I’m about as far away as you can get from how you’d imagine a Belgian or Swiss chocolatier to be: both metaphorically, geographically and stylistically. In the shadow of a spectacular viaduct, which towers hundreds of feet above a wooded valley, is a muddy yard with a scattering of shabby buildings and storage units. It’s a damp, grey day and the mud squelches around my shoes as I step out of the car. The satnav gave up half an hour ago: ‘You have reached your destination,’ the robotic voice announced as I drove along an uninhabited single-lane road. I turned and turned again, eventually ending up at what was clearly the hub of all local life: the Ponsanooth Village Store and Post Office, complete with cheery postman and helpful manager. With their help (“Back where you came from, past the Old School House, under the viaduct”), I finally ended up in the unprepossessing yard with not a glimmer of a hint that one of Britain’s few pioneering chocolate manufacturers could be in the vicinity.
An unmarked door opens, and a tall brunette grins at me and waves me inside. This is Jo, and behind her is brother Mike, the founder, owner and chocolate maker of Chocolarder. Quiet, bearded and unexpectedly youthful, he first shows me round ‘the factory’. I say this in the loosest sense of the word. It is currently being renovated, but even so, the machinery in the three downstairs rooms is certainly esoteric. A couple of large hessian sacks of dried cacao beans sit on the floor under a bench. Above them is a large rotisserie – the sort of thing you see outside brasseries in Paris. I am about to have a science lesson that will open my eyes to one of my favourite foodstuffs... I am about to have a chocolate epiphany.

#### TASK REQUIREMENTS
1/ Print the part of the Chocolarder passage between "An unmarked door" and "a chocolate epiphany.", inclusive.
2/ Decide whether each statement agrees with the Chocolarder passage, answering yes or no and quoting the words that settle it: (a) The satnav declared arrival while the writer was driving on an uninhabited single-lane road. (b) Jo is the founder of Chocolarder. (c) The sacks of cacao beans rest on top of a bench.
Use only the Chocolarder passage.

#### DATASET CONTENT
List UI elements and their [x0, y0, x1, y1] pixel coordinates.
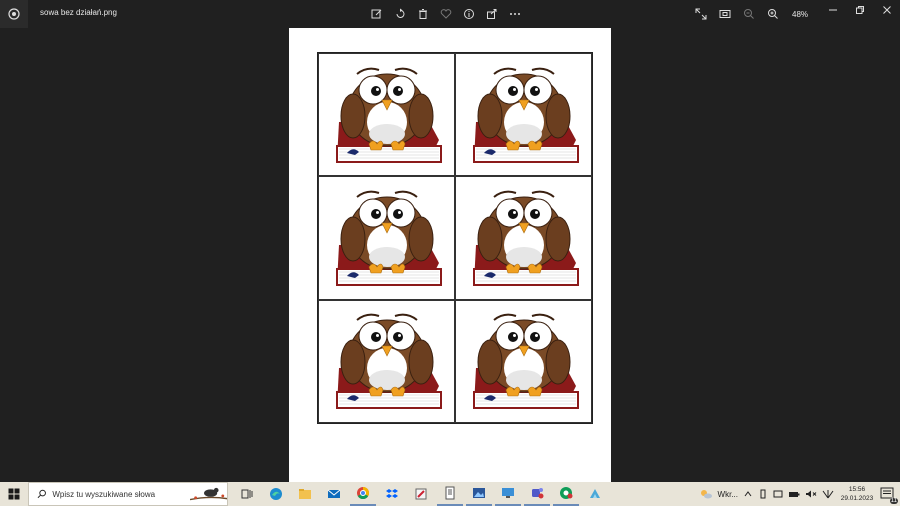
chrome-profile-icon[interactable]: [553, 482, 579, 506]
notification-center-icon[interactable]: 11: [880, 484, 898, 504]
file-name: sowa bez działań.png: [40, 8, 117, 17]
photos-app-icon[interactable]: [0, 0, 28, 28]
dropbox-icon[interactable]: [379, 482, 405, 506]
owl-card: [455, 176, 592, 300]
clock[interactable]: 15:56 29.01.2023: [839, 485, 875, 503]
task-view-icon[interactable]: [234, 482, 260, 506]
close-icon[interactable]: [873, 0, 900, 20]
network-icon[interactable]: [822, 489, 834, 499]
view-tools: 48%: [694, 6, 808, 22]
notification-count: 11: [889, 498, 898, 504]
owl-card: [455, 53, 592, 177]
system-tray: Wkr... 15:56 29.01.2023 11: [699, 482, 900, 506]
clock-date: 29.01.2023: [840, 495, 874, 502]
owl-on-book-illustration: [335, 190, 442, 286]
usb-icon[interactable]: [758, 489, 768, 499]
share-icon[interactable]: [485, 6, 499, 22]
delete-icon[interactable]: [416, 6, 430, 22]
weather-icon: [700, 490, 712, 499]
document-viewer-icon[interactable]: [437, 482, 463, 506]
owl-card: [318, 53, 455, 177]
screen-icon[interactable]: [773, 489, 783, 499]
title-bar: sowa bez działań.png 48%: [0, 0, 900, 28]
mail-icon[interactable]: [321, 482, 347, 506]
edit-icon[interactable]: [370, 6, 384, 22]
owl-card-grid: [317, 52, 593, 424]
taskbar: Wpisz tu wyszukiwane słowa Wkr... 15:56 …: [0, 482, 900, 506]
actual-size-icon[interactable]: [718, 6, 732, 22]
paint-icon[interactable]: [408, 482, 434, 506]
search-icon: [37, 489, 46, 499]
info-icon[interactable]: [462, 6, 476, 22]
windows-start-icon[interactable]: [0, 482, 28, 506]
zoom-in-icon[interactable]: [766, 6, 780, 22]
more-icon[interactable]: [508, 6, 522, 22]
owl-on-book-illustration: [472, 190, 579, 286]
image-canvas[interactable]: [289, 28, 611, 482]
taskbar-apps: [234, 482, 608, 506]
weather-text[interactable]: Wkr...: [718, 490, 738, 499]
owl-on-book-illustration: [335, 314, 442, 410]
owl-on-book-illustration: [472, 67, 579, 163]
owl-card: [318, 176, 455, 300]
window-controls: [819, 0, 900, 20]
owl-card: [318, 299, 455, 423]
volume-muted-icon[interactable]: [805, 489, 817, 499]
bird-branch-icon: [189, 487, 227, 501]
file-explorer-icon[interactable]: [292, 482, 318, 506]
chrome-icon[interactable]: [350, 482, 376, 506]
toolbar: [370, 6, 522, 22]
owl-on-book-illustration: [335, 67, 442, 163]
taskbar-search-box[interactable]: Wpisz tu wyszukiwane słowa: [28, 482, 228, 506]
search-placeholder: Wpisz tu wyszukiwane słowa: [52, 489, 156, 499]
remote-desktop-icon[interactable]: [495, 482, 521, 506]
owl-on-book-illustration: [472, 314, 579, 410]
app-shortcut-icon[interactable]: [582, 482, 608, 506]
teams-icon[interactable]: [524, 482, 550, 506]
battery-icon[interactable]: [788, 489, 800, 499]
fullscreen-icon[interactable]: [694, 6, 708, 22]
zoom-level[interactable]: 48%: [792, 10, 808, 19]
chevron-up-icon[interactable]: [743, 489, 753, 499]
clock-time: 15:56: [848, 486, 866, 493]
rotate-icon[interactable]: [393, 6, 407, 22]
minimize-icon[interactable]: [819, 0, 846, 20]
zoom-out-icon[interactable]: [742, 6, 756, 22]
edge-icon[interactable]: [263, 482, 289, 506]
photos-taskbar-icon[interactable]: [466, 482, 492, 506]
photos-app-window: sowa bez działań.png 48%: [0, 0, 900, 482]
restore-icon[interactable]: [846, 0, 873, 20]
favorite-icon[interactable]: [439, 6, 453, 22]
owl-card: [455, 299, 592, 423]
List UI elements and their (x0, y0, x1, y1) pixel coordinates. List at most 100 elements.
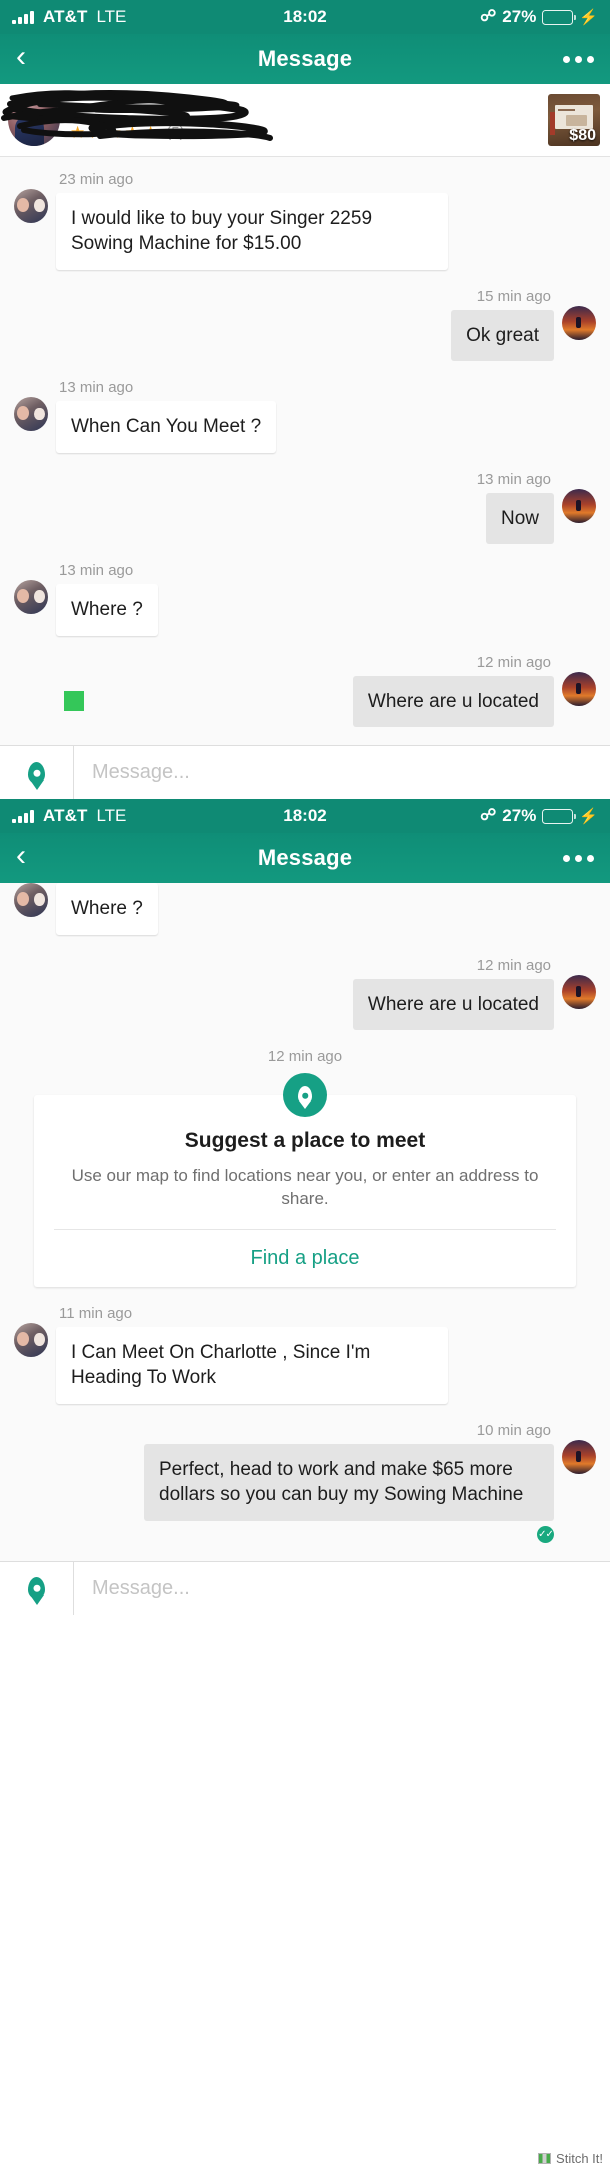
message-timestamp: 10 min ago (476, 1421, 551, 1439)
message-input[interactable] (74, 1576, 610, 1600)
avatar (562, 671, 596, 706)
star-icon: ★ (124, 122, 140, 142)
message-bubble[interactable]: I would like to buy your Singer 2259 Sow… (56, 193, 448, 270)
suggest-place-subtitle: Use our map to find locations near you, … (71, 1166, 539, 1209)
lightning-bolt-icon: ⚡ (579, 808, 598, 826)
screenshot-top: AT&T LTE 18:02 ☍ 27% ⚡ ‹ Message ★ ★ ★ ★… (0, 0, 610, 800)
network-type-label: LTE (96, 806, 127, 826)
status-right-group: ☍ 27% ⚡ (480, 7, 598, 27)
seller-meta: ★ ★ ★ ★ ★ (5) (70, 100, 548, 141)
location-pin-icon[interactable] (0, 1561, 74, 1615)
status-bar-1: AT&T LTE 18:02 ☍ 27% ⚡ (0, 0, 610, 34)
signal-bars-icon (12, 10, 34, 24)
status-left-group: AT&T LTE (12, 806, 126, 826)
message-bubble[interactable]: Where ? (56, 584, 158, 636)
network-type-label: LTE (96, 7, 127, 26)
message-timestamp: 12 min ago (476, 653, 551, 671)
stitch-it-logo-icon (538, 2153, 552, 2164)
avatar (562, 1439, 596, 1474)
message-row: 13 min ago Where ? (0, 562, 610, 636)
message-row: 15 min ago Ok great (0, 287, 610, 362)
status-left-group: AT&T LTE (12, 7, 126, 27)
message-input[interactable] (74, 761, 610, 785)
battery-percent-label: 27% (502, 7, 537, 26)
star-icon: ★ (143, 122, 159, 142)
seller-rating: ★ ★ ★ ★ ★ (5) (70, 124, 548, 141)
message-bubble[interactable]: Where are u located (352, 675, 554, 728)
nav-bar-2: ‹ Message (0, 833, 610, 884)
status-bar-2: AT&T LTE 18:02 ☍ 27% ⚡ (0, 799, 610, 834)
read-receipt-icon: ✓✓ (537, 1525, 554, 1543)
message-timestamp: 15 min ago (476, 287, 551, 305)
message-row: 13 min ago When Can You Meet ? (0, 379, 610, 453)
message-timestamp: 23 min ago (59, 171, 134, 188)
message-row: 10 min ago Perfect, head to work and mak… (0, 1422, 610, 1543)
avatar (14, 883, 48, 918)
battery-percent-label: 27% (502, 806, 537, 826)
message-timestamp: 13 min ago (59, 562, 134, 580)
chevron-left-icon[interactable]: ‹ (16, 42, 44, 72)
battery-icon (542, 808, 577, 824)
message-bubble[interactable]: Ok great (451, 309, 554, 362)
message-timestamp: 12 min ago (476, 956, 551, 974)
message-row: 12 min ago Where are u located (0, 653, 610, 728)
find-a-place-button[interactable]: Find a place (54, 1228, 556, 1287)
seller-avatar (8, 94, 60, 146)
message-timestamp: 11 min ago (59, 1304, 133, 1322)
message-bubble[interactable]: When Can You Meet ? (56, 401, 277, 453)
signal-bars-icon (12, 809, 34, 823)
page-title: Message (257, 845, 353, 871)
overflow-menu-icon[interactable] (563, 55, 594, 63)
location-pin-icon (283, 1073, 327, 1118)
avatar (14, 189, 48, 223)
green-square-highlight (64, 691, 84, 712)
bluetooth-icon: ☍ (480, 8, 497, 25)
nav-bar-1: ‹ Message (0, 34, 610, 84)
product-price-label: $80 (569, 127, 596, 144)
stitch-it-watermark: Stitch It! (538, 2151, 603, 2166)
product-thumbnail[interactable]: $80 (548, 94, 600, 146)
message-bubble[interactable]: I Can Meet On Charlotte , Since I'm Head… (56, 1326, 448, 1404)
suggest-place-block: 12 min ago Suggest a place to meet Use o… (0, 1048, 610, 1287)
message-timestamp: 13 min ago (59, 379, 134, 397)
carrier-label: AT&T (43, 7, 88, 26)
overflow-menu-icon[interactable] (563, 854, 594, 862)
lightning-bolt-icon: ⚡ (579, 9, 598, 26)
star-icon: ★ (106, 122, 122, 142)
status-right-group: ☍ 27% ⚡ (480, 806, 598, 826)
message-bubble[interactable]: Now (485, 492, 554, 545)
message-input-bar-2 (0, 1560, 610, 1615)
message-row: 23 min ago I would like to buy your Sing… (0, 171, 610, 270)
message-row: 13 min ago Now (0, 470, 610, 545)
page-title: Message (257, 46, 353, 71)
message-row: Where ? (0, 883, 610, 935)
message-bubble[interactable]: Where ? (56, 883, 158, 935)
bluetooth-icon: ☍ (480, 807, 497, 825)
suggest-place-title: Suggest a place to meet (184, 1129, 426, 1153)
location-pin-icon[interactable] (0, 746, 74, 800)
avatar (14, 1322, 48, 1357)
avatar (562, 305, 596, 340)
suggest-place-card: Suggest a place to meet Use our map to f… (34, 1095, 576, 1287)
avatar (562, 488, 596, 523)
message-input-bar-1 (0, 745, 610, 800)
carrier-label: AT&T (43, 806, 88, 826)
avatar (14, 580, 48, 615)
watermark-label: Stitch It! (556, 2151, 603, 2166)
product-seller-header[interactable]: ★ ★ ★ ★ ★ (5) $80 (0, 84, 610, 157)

#### RESPONSES BY TASK
1/
An unmarked door opens, and a tall brunette grins at me and waves me inside. This is Jo, and behind her is brother Mike, the founder, owner and chocolate maker of Chocolarder. Quiet, bearded and unexpectedly youthful, he first shows me round ‘the factory’. I say this in the loosest sense of the word. It is currently being renovated, but even so, the machinery in the three downstairs rooms is certainly esoteric. A couple of large hessian sacks of dried cacao beans sit on the floor under a bench. Above them is a large rotisserie – the sort of thing you see outside brasseries in Paris. I am about to have a science lesson that will open my eyes to one of my favourite foodstuffs... I am about to have a chocolate epiphany.

2/
(a) Yes: "‘You have reached your destination,’ the robotic voice announced as I drove along an uninhabited single-lane road."
(b) No: "behind her is brother Mike, the founder, owner and chocolate maker of Chocolarder."
(c) No: "A couple of large hessian sacks of dried cacao beans sit on the floor under a bench."